> [Task objective] The entries below should be output exactly as written.

> [Entries]
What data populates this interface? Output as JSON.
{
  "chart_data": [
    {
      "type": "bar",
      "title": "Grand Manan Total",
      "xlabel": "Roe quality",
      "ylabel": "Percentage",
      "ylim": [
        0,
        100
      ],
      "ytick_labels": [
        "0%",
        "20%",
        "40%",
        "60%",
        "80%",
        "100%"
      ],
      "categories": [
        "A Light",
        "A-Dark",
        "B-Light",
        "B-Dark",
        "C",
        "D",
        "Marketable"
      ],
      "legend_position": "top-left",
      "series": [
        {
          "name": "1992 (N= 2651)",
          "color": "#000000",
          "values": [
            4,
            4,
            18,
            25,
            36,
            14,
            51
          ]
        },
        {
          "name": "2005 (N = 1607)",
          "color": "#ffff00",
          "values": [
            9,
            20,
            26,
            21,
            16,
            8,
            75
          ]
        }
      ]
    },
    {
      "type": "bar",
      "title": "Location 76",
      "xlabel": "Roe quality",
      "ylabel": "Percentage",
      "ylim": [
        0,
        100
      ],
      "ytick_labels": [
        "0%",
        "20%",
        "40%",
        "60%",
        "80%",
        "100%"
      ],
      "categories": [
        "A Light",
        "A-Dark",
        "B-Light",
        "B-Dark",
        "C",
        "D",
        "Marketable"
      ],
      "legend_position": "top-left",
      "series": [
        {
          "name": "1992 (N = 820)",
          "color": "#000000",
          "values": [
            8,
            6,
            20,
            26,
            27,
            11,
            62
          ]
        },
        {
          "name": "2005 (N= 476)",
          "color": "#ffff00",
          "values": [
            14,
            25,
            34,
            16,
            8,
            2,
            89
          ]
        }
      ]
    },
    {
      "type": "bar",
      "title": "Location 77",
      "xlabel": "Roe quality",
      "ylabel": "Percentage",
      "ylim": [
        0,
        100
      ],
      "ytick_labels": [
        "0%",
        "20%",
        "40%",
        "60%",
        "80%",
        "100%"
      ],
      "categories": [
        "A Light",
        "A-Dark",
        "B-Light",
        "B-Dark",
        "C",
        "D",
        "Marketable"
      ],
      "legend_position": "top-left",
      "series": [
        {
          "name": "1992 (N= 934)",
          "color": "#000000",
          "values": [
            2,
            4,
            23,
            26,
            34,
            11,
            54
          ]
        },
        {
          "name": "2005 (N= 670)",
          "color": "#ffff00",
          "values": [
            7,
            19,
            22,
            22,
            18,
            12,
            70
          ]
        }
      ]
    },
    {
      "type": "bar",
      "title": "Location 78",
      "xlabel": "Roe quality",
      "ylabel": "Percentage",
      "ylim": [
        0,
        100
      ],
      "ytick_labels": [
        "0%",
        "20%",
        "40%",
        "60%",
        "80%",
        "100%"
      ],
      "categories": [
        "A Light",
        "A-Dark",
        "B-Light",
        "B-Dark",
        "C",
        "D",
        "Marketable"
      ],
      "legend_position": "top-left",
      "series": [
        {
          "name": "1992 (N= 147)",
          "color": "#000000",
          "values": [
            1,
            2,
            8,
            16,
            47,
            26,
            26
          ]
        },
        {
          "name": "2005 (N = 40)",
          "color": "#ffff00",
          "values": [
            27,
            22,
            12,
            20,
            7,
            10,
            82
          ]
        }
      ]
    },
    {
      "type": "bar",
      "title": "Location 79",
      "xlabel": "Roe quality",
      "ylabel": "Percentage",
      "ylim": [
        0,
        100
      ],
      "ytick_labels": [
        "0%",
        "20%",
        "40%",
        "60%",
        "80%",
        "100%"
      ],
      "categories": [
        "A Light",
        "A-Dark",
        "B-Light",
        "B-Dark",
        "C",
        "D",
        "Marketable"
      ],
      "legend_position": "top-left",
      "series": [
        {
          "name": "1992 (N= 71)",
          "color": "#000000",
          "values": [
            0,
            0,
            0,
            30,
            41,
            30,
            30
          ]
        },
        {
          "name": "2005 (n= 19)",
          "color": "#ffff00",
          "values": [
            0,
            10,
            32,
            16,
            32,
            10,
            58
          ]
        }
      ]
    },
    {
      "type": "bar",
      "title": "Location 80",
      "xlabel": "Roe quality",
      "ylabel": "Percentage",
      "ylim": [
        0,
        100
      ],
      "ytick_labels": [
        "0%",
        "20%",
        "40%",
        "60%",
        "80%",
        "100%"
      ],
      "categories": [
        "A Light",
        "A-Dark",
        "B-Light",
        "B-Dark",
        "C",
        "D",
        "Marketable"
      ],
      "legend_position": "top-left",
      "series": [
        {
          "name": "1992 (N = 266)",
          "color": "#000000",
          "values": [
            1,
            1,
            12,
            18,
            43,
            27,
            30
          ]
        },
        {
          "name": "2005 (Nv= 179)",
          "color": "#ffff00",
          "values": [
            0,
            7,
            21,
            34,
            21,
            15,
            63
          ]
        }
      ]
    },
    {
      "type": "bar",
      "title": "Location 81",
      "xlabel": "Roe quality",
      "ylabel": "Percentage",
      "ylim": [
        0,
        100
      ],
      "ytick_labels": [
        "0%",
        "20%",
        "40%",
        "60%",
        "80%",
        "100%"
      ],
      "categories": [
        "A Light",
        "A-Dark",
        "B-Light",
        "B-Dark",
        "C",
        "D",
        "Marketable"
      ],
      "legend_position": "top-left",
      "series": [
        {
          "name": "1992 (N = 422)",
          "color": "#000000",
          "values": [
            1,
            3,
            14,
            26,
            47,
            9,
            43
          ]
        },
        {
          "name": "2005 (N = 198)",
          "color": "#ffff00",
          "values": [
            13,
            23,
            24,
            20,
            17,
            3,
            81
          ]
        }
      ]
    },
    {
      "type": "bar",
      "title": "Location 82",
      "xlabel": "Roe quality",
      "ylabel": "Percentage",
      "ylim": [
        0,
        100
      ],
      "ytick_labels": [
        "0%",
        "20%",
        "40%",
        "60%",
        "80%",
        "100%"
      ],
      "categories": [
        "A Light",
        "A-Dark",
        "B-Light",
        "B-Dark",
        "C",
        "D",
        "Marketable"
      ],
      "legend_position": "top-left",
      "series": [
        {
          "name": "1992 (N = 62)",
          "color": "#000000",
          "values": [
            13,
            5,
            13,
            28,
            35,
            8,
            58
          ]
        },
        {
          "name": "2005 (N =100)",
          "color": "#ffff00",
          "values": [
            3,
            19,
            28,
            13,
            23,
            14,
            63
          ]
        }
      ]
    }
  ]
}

> [Full output]
What data populates this interface? Output as JSON.
{
  "chart_data": [
    {
      "type": "bar",
      "title": "Grand Manan Total",
      "xlabel": "Roe quality",
      "ylabel": "Percentage",
      "ylim": [
        0,
        100
      ],
      "ytick_labels": [
        "0%",
        "20%",
        "40%",
        "60%",
        "80%",
        "100%"
      ],
      "categories": [
        "A Light",
        "A-Dark",
        "B-Light",
        "B-Dark",
        "C",
        "D",
        "Marketable"
      ],
      "legend_position": "top-left",
      "series": [
        {
          "name": "1992 (N= 2651)",
          "color": "#000000",
          "values": [
            4,
            4,
            18,
            25,
            36,
            14,
            51
          ]
        },
        {
          "name": "2005 (N = 1607)",
          "color": "#ffff00",
          "values": [
            9,
            20,
            26,
            21,
            16,
            8,
            75
          ]
        }
      ]
    },
    {
      "type": "bar",
      "title": "Location 76",
      "xlabel": "Roe quality",
      "ylabel": "Percentage",
      "ylim": [
        0,
        100
      ],
      "ytick_labels": [
        "0%",
        "20%",
        "40%",
        "60%",
        "80%",
        "100%"
      ],
      "categories": [
        "A Light",
        "A-Dark",
        "B-Light",
        "B-Dark",
        "C",
        "D",
        "Marketable"
      ],
      "legend_position": "top-left",
      "series": [
        {
          "name": "1992 (N = 820)",
          "color": "#000000",
          "values": [
            8,
            6,
            20,
            26,
            27,
            11,
            62
          ]
        },
        {
          "name": "2005 (N= 476)",
          "color": "#ffff00",
          "values": [
            14,
            25,
            34,
            16,
            8,
            2,
            89
          ]
        }
      ]
    },
    {
      "type": "bar",
      "title": "Location 77",
      "xlabel": "Roe quality",
      "ylabel": "Percentage",
      "ylim": [
        0,
        100
      ],
      "ytick_labels": [
        "0%",
        "20%",
        "40%",
        "60%",
        "80%",
        "100%"
      ],
      "categories": [
        "A Light",
        "A-Dark",
        "B-Light",
        "B-Dark",
        "C",
        "D",
        "Marketable"
      ],
      "legend_position": "top-left",
      "series": [
        {
          "name": "1992 (N= 934)",
          "color": "#000000",
          "values": [
            2,
            4,
            23,
            26,
            34,
            11,
            54
          ]
        },
        {
          "name": "2005 (N= 670)",
          "color": "#ffff00",
          "values": [
            7,
            19,
            22,
            22,
            18,
            12,
            70
          ]
        }
      ]
    },
    {
      "type": "bar",
      "title": "Location 78",
      "xlabel": "Roe quality",
      "ylabel": "Percentage",
      "ylim": [
        0,
        100
      ],
      "ytick_labels": [
        "0%",
        "20%",
        "40%",
        "60%",
        "80%",
        "100%"
      ],
      "categories": [
        "A Light",
        "A-Dark",
        "B-Light",
        "B-Dark",
        "C",
        "D",
        "Marketable"
      ],
      "legend_position": "top-left",
      "series": [
        {
          "name": "1992 (N= 147)",
          "color": "#000000",
          "values": [
            1,
            2,
            8,
            16,
            47,
            26,
            26
          ]
        },
        {
          "name": "2005 (N = 40)",
          "color": "#ffff00",
          "values": [
            27,
            22,
            12,
            20,
            7,
            10,
            82
          ]
        }
      ]
    },
    {
      "type": "bar",
      "title": "Location 79",
      "xlabel": "Roe quality",
      "ylabel": "Percentage",
      "ylim": [
        0,
        100
      ],
      "ytick_labels": [
        "0%",
        "20%",
        "40%",
        "60%",
        "80%",
        "100%"
      ],
      "categories": [
        "A Light",
        "A-Dark",
        "B-Light",
        "B-Dark",
        "C",
        "D",
        "Marketable"
      ],
      "legend_position": "top-left",
      "series": [
        {
          "name": "1992 (N= 71)",
          "color": "#000000",
          "values": [
            0,
            0,
            0,
            30,
            41,
            30,
            30
          ]
        },
        {
          "name": "2005 (n= 19)",
          "color": "#ffff00",
          "values": [
            0,
            10,
            32,
            16,
            32,
            10,
            58
          ]
        }
      ]
    },
    {
      "type": "bar",
      "title": "Location 80",
      "xlabel": "Roe quality",
      "ylabel": "Percentage",
      "ylim": [
        0,
        100
      ],
      "ytick_labels": [
        "0%",
        "20%",
        "40%",
        "60%",
        "80%",
        "100%"
      ],
      "categories": [
        "A Light",
        "A-Dark",
        "B-Light",
        "B-Dark",
        "C",
        "D",
        "Marketable"
      ],
      "legend_position": "top-left",
      "series": [
        {
          "name": "1992 (N = 266)",
          "color": "#000000",
          "values": [
            1,
            1,
            12,
            18,
            43,
            27,
            30
          ]
        },
        {
          "name": "2005 (Nv= 179)",
          "color": "#ffff00",
          "values": [
            0,
            7,
            21,
            34,
            21,
            15,
            63
          ]
        }
      ]
    },
    {
      "type": "bar",
      "title": "Location 81",
      "xlabel": "Roe quality",
      "ylabel": "Percentage",
      "ylim": [
        0,
        100
      ],
      "ytick_labels": [
        "0%",
        "20%",
        "40%",
        "60%",
        "80%",
        "100%"
      ],
      "categories": [
        "A Light",
        "A-Dark",
        "B-Light",
        "B-Dark",
        "C",
        "D",
        "Marketable"
      ],
      "legend_position": "top-left",
      "series": [
        {
          "name": "1992 (N = 422)",
          "color": "#000000",
          "values": [
            1,
            3,
            14,
            26,
            47,
            9,
            43
          ]
        },
        {
          "name": "2005 (N = 198)",
          "color": "#ffff00",
          "values": [
            13,
            23,
            24,
            20,
            17,
            3,
            81
          ]
        }
      ]
    },
    {
      "type": "bar",
      "title": "Location 82",
      "xlabel": "Roe quality",
      "ylabel": "Percentage",
      "ylim": [
        0,
        100
      ],
      "ytick_labels": [
        "0%",
        "20%",
        "40%",
        "60%",
        "80%",
        "100%"
      ],
      "categories": [
        "A Light",
        "A-Dark",
        "B-Light",
        "B-Dark",
        "C",
        "D",
        "Marketable"
      ],
      "legend_position": "top-left",
      "series": [
        {
          "name": "1992 (N = 62)",
          "color": "#000000",
          "values": [
            13,
            5,
            13,
            28,
            35,
            8,
            58
          ]
        },
        {
          "name": "2005 (N =100)",
          "color": "#ffff00",
          "values": [
            3,
            19,
            28,
            13,
            23,
            14,
            63
          ]
        }
      ]
    }
  ]
}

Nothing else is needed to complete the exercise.